(Stated exercise): State how many lines of the entries hold the string "astern", and output nothing but that count.

### Supplied records ###

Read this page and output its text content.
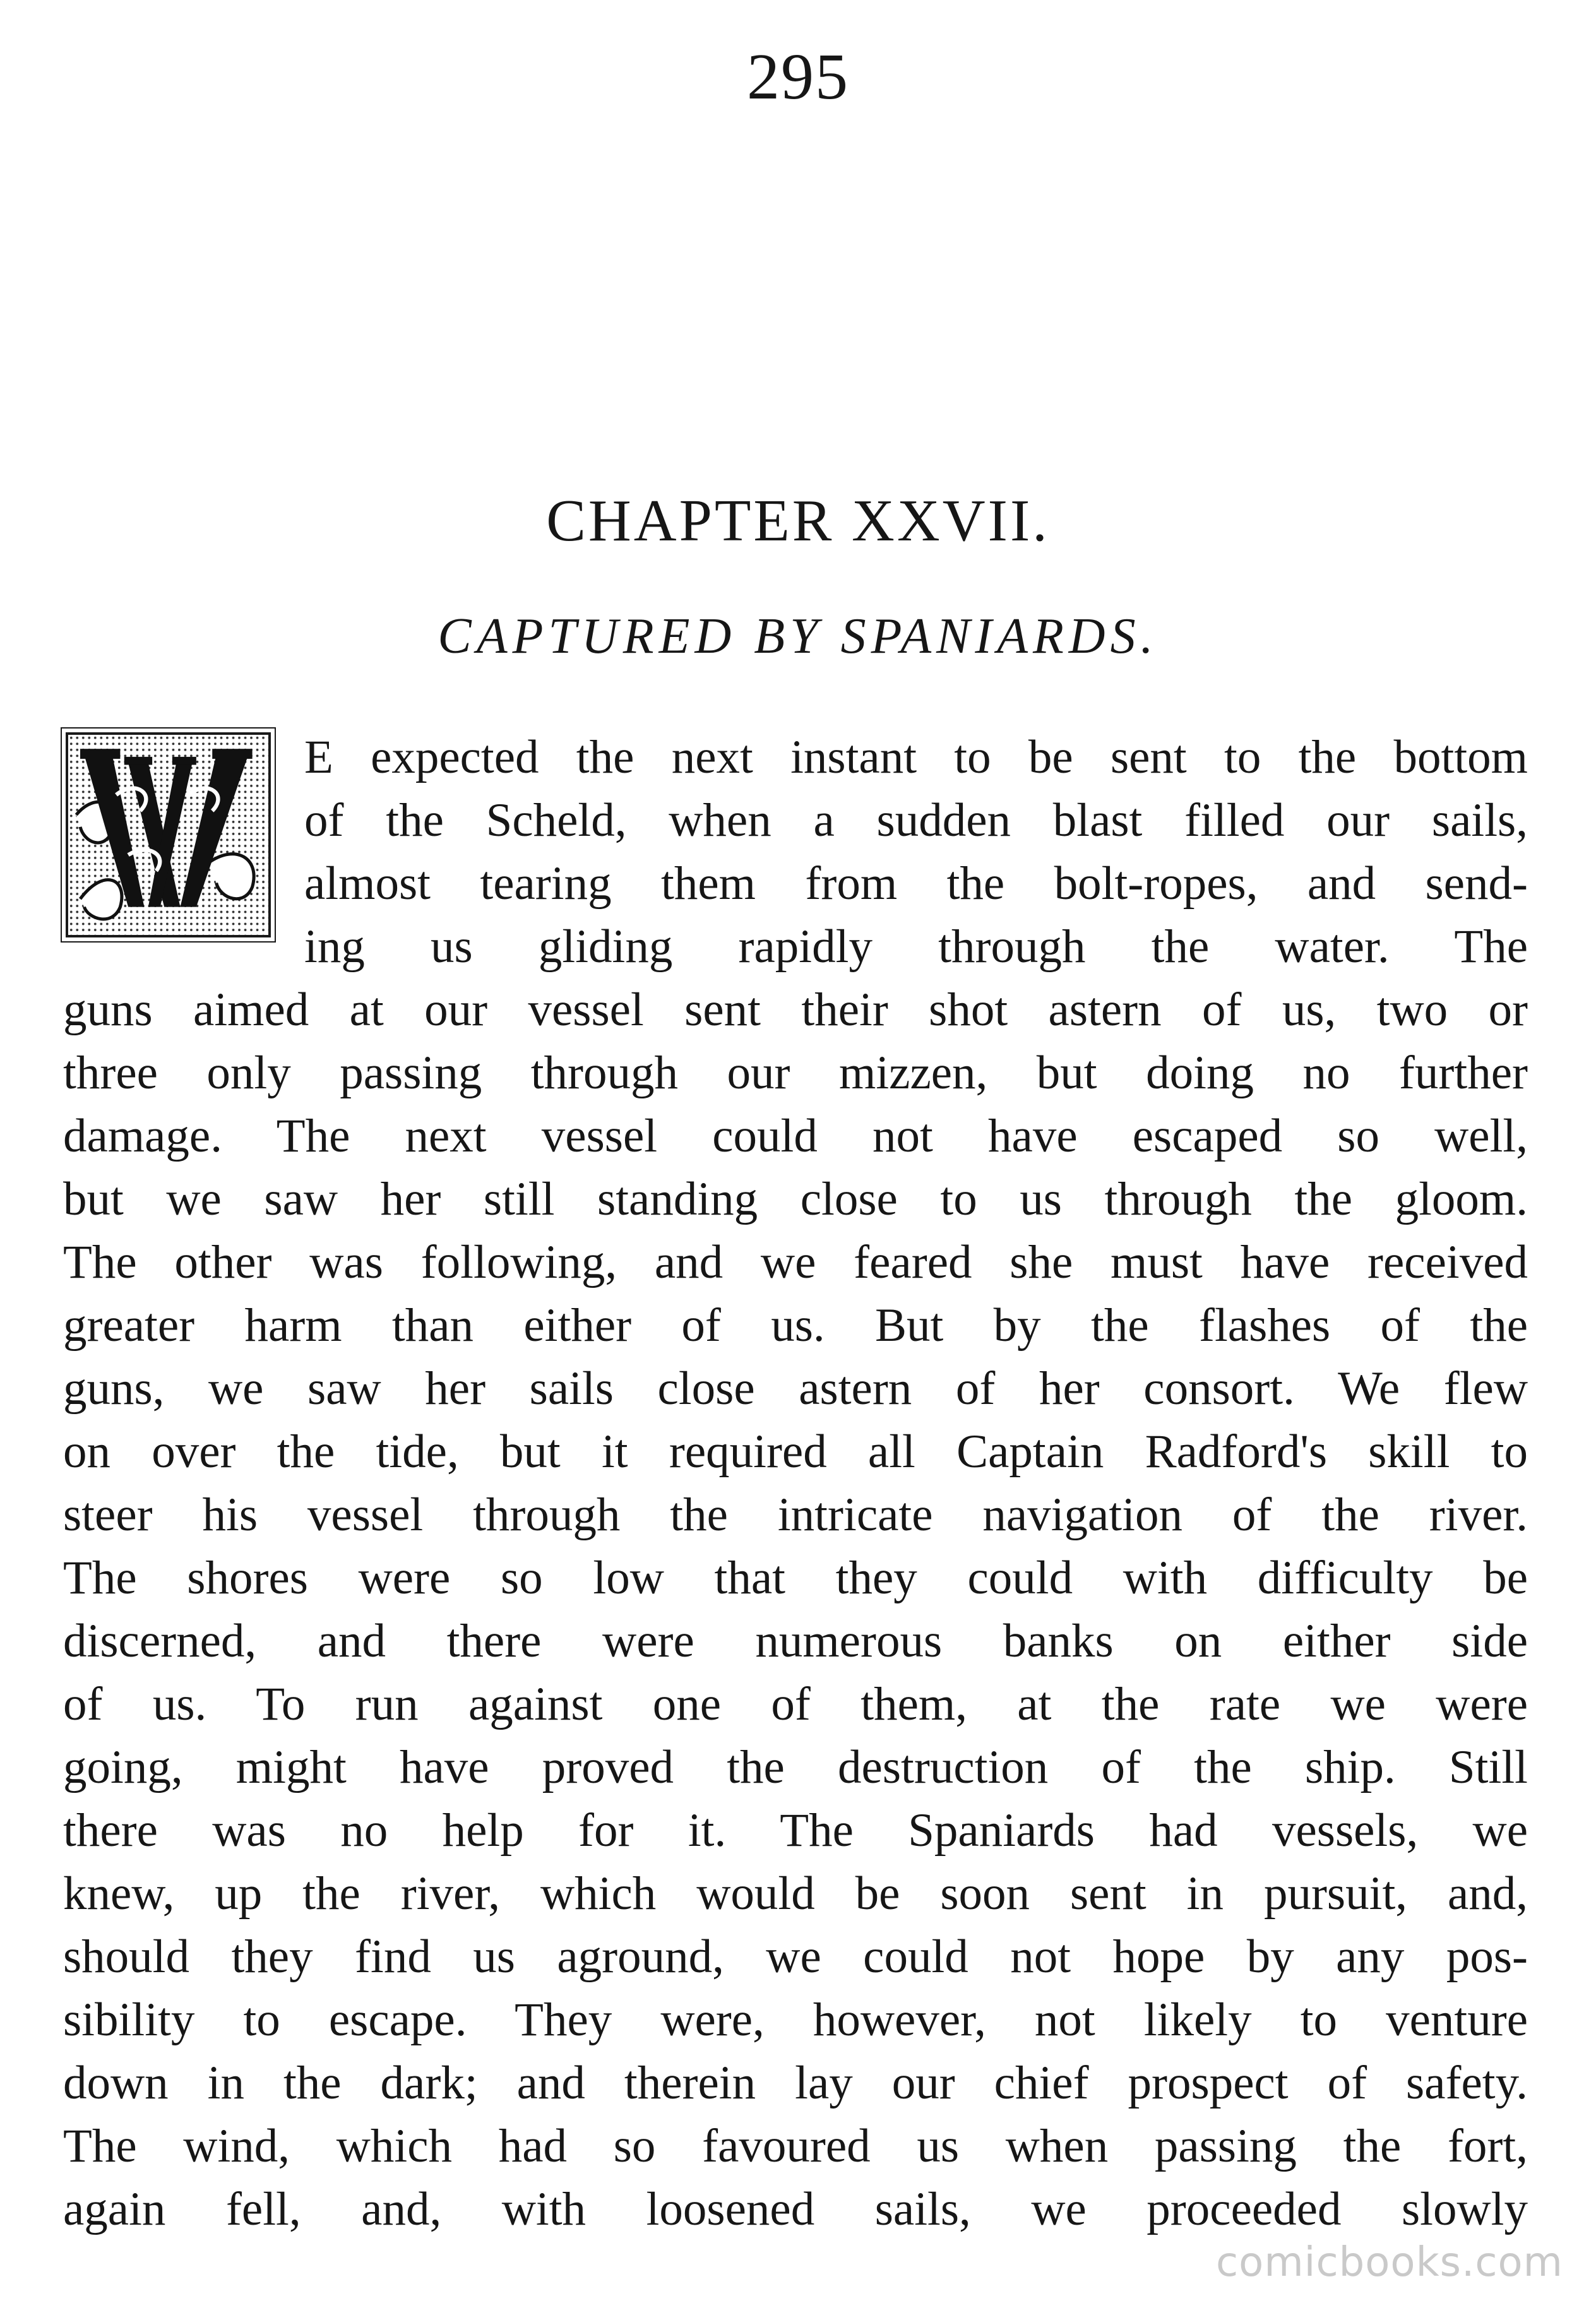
295
CHAPTER XXVII.
CAPTURED BY SPANIARDS.
E expected the next instant to be sent to the bottom
of the Scheld, when a sudden blast filled our sails,
almost tearing them from the bolt-ropes, and send-
ing us gliding rapidly through the water. The
guns aimed at our vessel sent their shot astern of us, two or
three only passing through our mizzen, but doing no further
damage. The next vessel could not have escaped so well,
but we saw her still standing close to us through the gloom.
The other was following, and we feared she must have received
greater harm than either of us. But by the flashes of the
guns, we saw her sails close astern of her consort. We flew
on over the tide, but it required all Captain Radford's skill to
steer his vessel through the intricate navigation of the river.
The shores were so low that they could with difficulty be
discerned, and there were numerous banks on either side
of us. To run against one of them, at the rate we were
going, might have proved the destruction of the ship. Still
there was no help for it. The Spaniards had vessels, we
knew, up the river, which would be soon sent in pursuit, and,
should they find us aground, we could not hope by any pos-
sibility to escape. They were, however, not likely to venture
down in the dark; and therein lay our chief prospect of safety.
The wind, which had so favoured us when passing the fort,
again fell, and, with loosened sails, we proceeded slowly
comicbooks.com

###

(Solution to this problem): 2